▶ [GIVEN TASK]: Copy the listing verbatim, from its first line through the line containing "Bar <box>180 79 187 86</box>", with that line included.

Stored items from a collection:
* START *

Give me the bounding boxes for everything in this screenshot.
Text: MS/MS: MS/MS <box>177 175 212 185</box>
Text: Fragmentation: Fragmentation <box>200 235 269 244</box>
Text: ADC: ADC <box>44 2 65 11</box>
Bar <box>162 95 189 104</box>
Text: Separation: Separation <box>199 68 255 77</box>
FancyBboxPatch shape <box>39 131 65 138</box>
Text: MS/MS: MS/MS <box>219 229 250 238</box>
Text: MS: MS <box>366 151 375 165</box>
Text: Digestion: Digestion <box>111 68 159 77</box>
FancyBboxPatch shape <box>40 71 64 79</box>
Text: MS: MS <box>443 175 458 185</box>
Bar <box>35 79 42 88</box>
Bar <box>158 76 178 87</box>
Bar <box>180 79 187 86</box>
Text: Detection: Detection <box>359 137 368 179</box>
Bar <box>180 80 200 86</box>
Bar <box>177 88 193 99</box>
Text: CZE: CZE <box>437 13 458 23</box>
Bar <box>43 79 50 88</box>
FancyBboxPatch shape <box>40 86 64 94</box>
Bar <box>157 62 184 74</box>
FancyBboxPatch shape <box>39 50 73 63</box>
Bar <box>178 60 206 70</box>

* END *

▶ [SOLUTION TO THIS TASK]:
Give me the bounding boxes for everything in this screenshot.
Text: MS/MS: MS/MS <box>177 175 212 185</box>
Text: Fragmentation: Fragmentation <box>200 235 269 244</box>
Text: ADC: ADC <box>44 2 65 11</box>
Bar <box>162 95 189 104</box>
Text: Separation: Separation <box>199 68 255 77</box>
FancyBboxPatch shape <box>39 131 65 138</box>
Text: MS/MS: MS/MS <box>219 229 250 238</box>
Text: MS: MS <box>366 151 375 165</box>
Text: Digestion: Digestion <box>111 68 159 77</box>
FancyBboxPatch shape <box>40 71 64 79</box>
Text: MS: MS <box>443 175 458 185</box>
Bar <box>35 79 42 88</box>
Bar <box>158 76 178 87</box>
Bar <box>180 79 187 86</box>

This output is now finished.